■ Request ■
Please transcribe the data below exactly. Leave the pictures out.

** BEGIN Material provided **

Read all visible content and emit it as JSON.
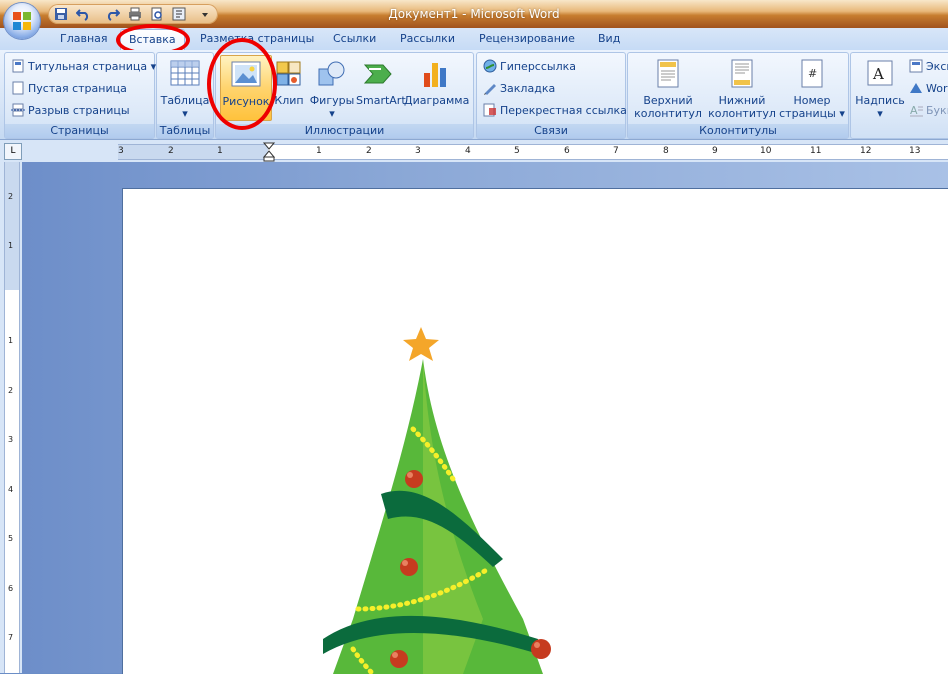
{
  "window": {
    "title": "Документ1 - Microsoft Word"
  },
  "tabs": [
    "Главная",
    "Вставка",
    "Разметка страницы",
    "Ссылки",
    "Рассылки",
    "Рецензирование",
    "Вид"
  ],
  "groups": {
    "pages": {
      "label": "Страницы",
      "items": [
        "Титульная страница",
        "Пустая страница",
        "Разрыв страницы"
      ]
    },
    "tables": {
      "label": "Таблицы",
      "button": "Таблица"
    },
    "illustrations": {
      "label": "Иллюстрации",
      "buttons": [
        "Рисунок",
        "Клип",
        "Фигуры",
        "SmartArt",
        "Диаграмма"
      ]
    },
    "links": {
      "label": "Связи",
      "items": [
        "Гиперссылка",
        "Закладка",
        "Перекрестная ссылка"
      ]
    },
    "headers": {
      "label": "Колонтитулы",
      "buttons": [
        {
          "l1": "Верхний",
          "l2": "колонтитул"
        },
        {
          "l1": "Нижний",
          "l2": "колонтитул"
        },
        {
          "l1": "Номер",
          "l2": "страницы"
        }
      ]
    },
    "text": {
      "button": "Надпись",
      "items": [
        "Эксп",
        "Wor",
        "Букв"
      ]
    }
  },
  "ruler": {
    "corner": "L",
    "h_numbers": [
      "3",
      "2",
      "1",
      "1",
      "2",
      "3",
      "4",
      "5",
      "6",
      "7",
      "8",
      "9",
      "10",
      "11",
      "12",
      "13"
    ],
    "v_numbers": [
      "2",
      "1",
      "1",
      "2",
      "3",
      "4",
      "5",
      "6",
      "7"
    ]
  },
  "colors": {
    "annotation": "#e00000",
    "ribbon": "#d7e5f7",
    "title_bar": "#c77d2f"
  }
}
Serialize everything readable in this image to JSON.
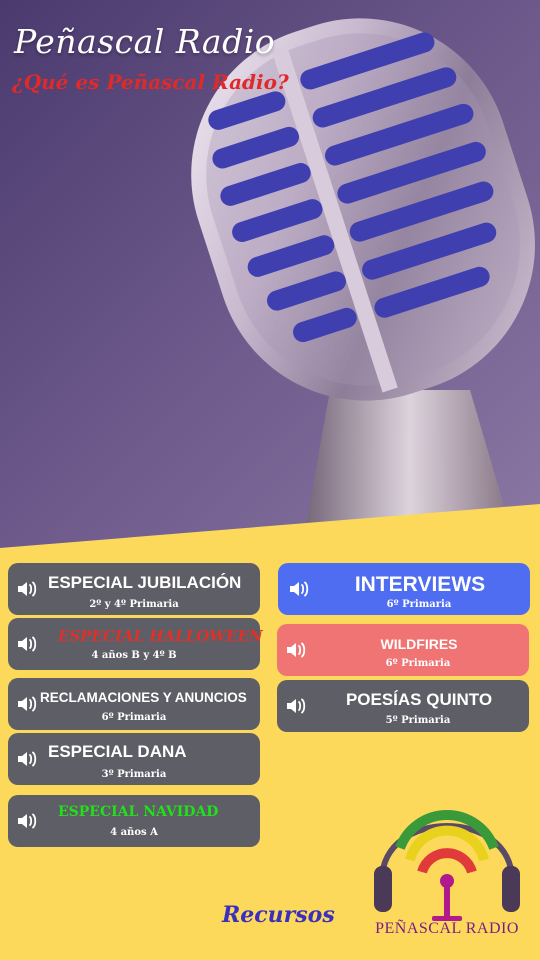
{
  "header": {
    "title": "Peñascal Radio",
    "subtitle": "¿Qué es Peñascal Radio?"
  },
  "colors": {
    "background": "#fcd95a",
    "button_gray": "#5e5e66",
    "button_blue": "#4f6df0",
    "button_red": "#f07474",
    "halloween_text": "#e0302a",
    "navidad_text": "#22e01a",
    "link": "#3b2fbf",
    "logo_text": "#7a1c8a"
  },
  "left_buttons": [
    {
      "label": "ESPECIAL JUBILACIÓN",
      "grade": "2º y 4º Primaria",
      "icon": "speaker-icon"
    },
    {
      "label": "ESPECIAL HALLOWEEN",
      "grade": "4 años B y 4º B",
      "icon": "speaker-icon"
    },
    {
      "label": "RECLAMACIONES Y ANUNCIOS",
      "grade": "6º Primaria",
      "icon": "speaker-icon"
    },
    {
      "label": "ESPECIAL DANA",
      "grade": "3º Primaria",
      "icon": "speaker-icon"
    },
    {
      "label": "ESPECIAL NAVIDAD",
      "grade": "4 años A",
      "icon": "speaker-icon"
    }
  ],
  "right_buttons": [
    {
      "label": "INTERVIEWS",
      "grade": "6º Primaria",
      "icon": "speaker-icon"
    },
    {
      "label": "WILDFIRES",
      "grade": "6º Primaria",
      "icon": "speaker-icon"
    },
    {
      "label": "POESÍAS QUINTO",
      "grade": "5º Primaria",
      "icon": "speaker-icon"
    }
  ],
  "footer": {
    "resources_link": "Recursos",
    "logo_text": "PEÑASCAL RADIO"
  }
}
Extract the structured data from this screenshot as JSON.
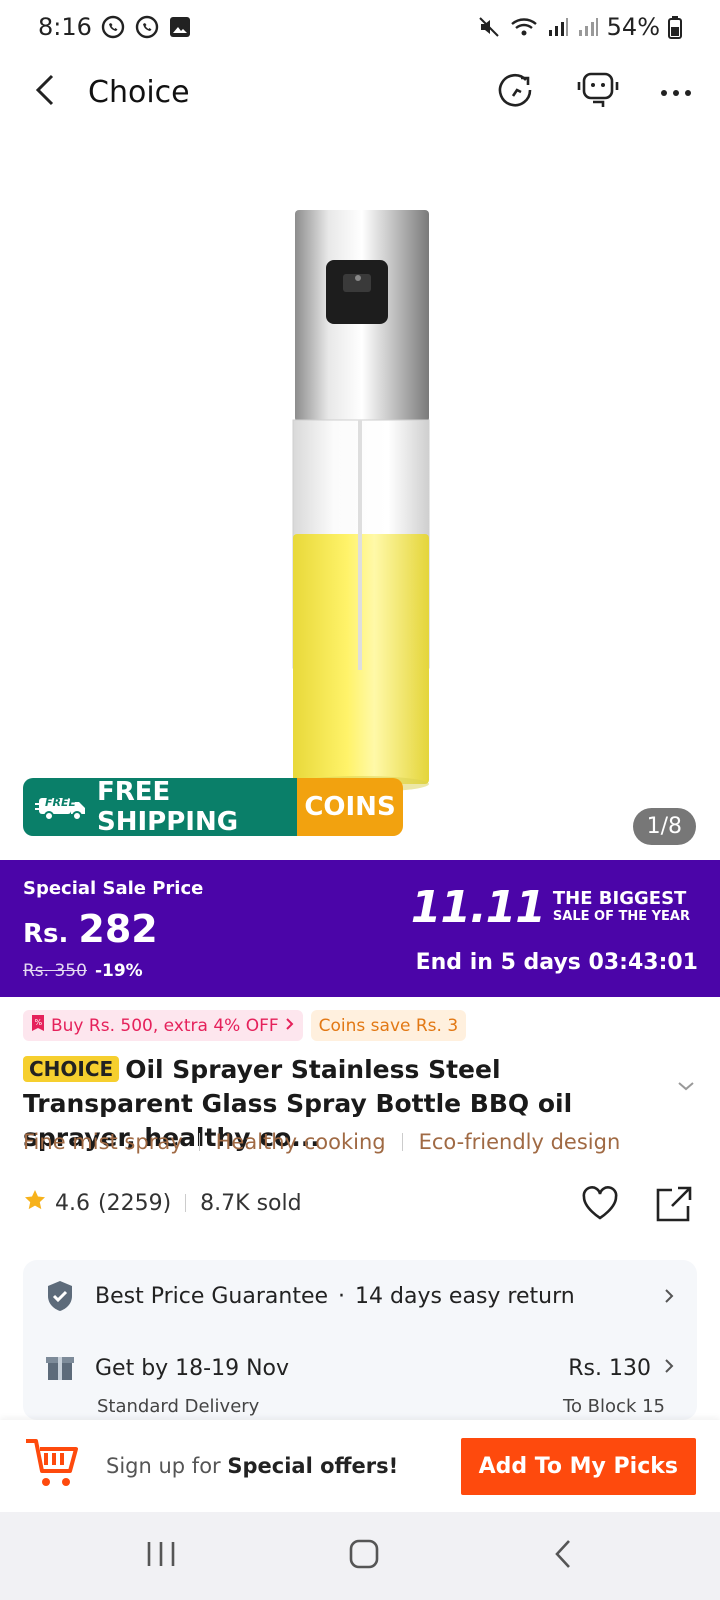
{
  "status_bar": {
    "time": "8:16",
    "battery": "54%",
    "left_icons": [
      "whatsapp-icon",
      "whatsapp-icon",
      "gallery-icon"
    ],
    "right_icons": [
      "mute-icon",
      "wifi-icon",
      "signal-icon",
      "signal-icon",
      "battery-icon"
    ]
  },
  "appbar": {
    "title": "Choice",
    "icons": [
      "back-icon",
      "history-icon",
      "support-icon",
      "more-icon"
    ]
  },
  "gallery": {
    "counter": "1/8",
    "promo_free_badge": "FREE",
    "promo_shipping": "FREE SHIPPING",
    "promo_coins": "COINS"
  },
  "sale": {
    "label": "Special Sale Price",
    "currency": "Rs.",
    "price": "282",
    "old_price": "Rs. 350",
    "discount": "-19%",
    "event_number": "11.11",
    "event_line1": "THE BIGGEST",
    "event_line2": "SALE OF THE YEAR",
    "countdown": "End in 5 days 03:43:01",
    "color": "#4b05a8"
  },
  "coupons": {
    "extra_off": "Buy Rs. 500, extra 4% OFF",
    "coins_save": "Coins save Rs. 3"
  },
  "product": {
    "badge": "CHOICE",
    "title": "Oil Sprayer Stainless Steel Transparent Glass Spray Bottle BBQ oil sprayer, healthy co...",
    "features": [
      "Fine mist spray",
      "Healthy cooking",
      "Eco-friendly design"
    ],
    "rating": "4.6",
    "reviews": "(2259)",
    "sold": "8.7K sold"
  },
  "info_card": {
    "guarantee": "Best Price Guarantee",
    "returns": "14 days easy return",
    "delivery": "Get by 18-19 Nov",
    "delivery_price": "Rs. 130",
    "delivery_type": "Standard Delivery",
    "destination": "To Block 15"
  },
  "bottom_bar": {
    "signup_prefix": "Sign up for ",
    "signup_bold": "Special offers!",
    "picks_button": "Add To My Picks",
    "accent": "#fe4a0d"
  }
}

** END Material provided **

■ Task output ■
Read all visible content and emit it as JSON.
{
  "window": {
    "title": "Документ1 - Microsoft Word"
  },
  "tabs": [
    "Главная",
    "Вставка",
    "Разметка страницы",
    "Ссылки",
    "Рассылки",
    "Рецензирование",
    "Вид"
  ],
  "groups": {
    "pages": {
      "label": "Страницы",
      "items": [
        "Титульная страница",
        "Пустая страница",
        "Разрыв страницы"
      ]
    },
    "tables": {
      "label": "Таблицы",
      "button": "Таблица"
    },
    "illustrations": {
      "label": "Иллюстрации",
      "buttons": [
        "Рисунок",
        "Клип",
        "Фигуры",
        "SmartArt",
        "Диаграмма"
      ]
    },
    "links": {
      "label": "Связи",
      "items": [
        "Гиперссылка",
        "Закладка",
        "Перекрестная ссылка"
      ]
    },
    "headers": {
      "label": "Колонтитулы",
      "buttons": [
        {
          "l1": "Верхний",
          "l2": "колонтитул"
        },
        {
          "l1": "Нижний",
          "l2": "колонтитул"
        },
        {
          "l1": "Номер",
          "l2": "страницы"
        }
      ]
    },
    "text": {
      "button": "Надпись",
      "items": [
        "Эксп",
        "Wor",
        "Букв"
      ]
    }
  },
  "ruler": {
    "corner": "L",
    "h_numbers": [
      "3",
      "2",
      "1",
      "1",
      "2",
      "3",
      "4",
      "5",
      "6",
      "7",
      "8",
      "9",
      "10",
      "11",
      "12",
      "13"
    ],
    "v_numbers": [
      "2",
      "1",
      "1",
      "2",
      "3",
      "4",
      "5",
      "6",
      "7"
    ]
  },
  "colors": {
    "annotation": "#e00000",
    "ribbon": "#d7e5f7",
    "title_bar": "#c77d2f"
  }
}
Serialize everything readable in this image to JSON.
{
  "header": {
    "title": "Peñascal Radio",
    "subtitle": "¿Qué es Peñascal Radio?"
  },
  "colors": {
    "background": "#fcd95a",
    "button_gray": "#5e5e66",
    "button_blue": "#4f6df0",
    "button_red": "#f07474",
    "halloween_text": "#e0302a",
    "navidad_text": "#22e01a",
    "link": "#3b2fbf",
    "logo_text": "#7a1c8a"
  },
  "left_buttons": [
    {
      "label": "ESPECIAL JUBILACIÓN",
      "grade": "2º y 4º Primaria",
      "icon": "speaker-icon"
    },
    {
      "label": "ESPECIAL HALLOWEEN",
      "grade": "4 años B y 4º B",
      "icon": "speaker-icon"
    },
    {
      "label": "RECLAMACIONES Y ANUNCIOS",
      "grade": "6º Primaria",
      "icon": "speaker-icon"
    },
    {
      "label": "ESPECIAL DANA",
      "grade": "3º Primaria",
      "icon": "speaker-icon"
    },
    {
      "label": "ESPECIAL NAVIDAD",
      "grade": "4 años A",
      "icon": "speaker-icon"
    }
  ],
  "right_buttons": [
    {
      "label": "INTERVIEWS",
      "grade": "6º Primaria",
      "icon": "speaker-icon"
    },
    {
      "label": "WILDFIRES",
      "grade": "6º Primaria",
      "icon": "speaker-icon"
    },
    {
      "label": "POESÍAS QUINTO",
      "grade": "5º Primaria",
      "icon": "speaker-icon"
    }
  ],
  "footer": {
    "resources_link": "Recursos",
    "logo_text": "PEÑASCAL RADIO"
  }
}
Extract the structured data from this screenshot as JSON.
{
  "status_bar": {
    "time": "8:16",
    "battery": "54%",
    "left_icons": [
      "whatsapp-icon",
      "whatsapp-icon",
      "gallery-icon"
    ],
    "right_icons": [
      "mute-icon",
      "wifi-icon",
      "signal-icon",
      "signal-icon",
      "battery-icon"
    ]
  },
  "appbar": {
    "title": "Choice",
    "icons": [
      "back-icon",
      "history-icon",
      "support-icon",
      "more-icon"
    ]
  },
  "gallery": {
    "counter": "1/8",
    "promo_free_badge": "FREE",
    "promo_shipping": "FREE SHIPPING",
    "promo_coins": "COINS"
  },
  "sale": {
    "label": "Special Sale Price",
    "currency": "Rs.",
    "price": "282",
    "old_price": "Rs. 350",
    "discount": "-19%",
    "event_number": "11.11",
    "event_line1": "THE BIGGEST",
    "event_line2": "SALE OF THE YEAR",
    "countdown": "End in 5 days 03:43:01",
    "color": "#4b05a8"
  },
  "coupons": {
    "extra_off": "Buy Rs. 500, extra 4% OFF",
    "coins_save": "Coins save Rs. 3"
  },
  "product": {
    "badge": "CHOICE",
    "title": "Oil Sprayer Stainless Steel Transparent Glass Spray Bottle BBQ oil sprayer, healthy co...",
    "features": [
      "Fine mist spray",
      "Healthy cooking",
      "Eco-friendly design"
    ],
    "rating": "4.6",
    "reviews": "(2259)",
    "sold": "8.7K sold"
  },
  "info_card": {
    "guarantee": "Best Price Guarantee",
    "returns": "14 days easy return",
    "delivery": "Get by 18-19 Nov",
    "delivery_price": "Rs. 130",
    "delivery_type": "Standard Delivery",
    "destination": "To Block 15"
  },
  "bottom_bar": {
    "signup_prefix": "Sign up for ",
    "signup_bold": "Special offers!",
    "picks_button": "Add To My Picks",
    "accent": "#fe4a0d"
  }
}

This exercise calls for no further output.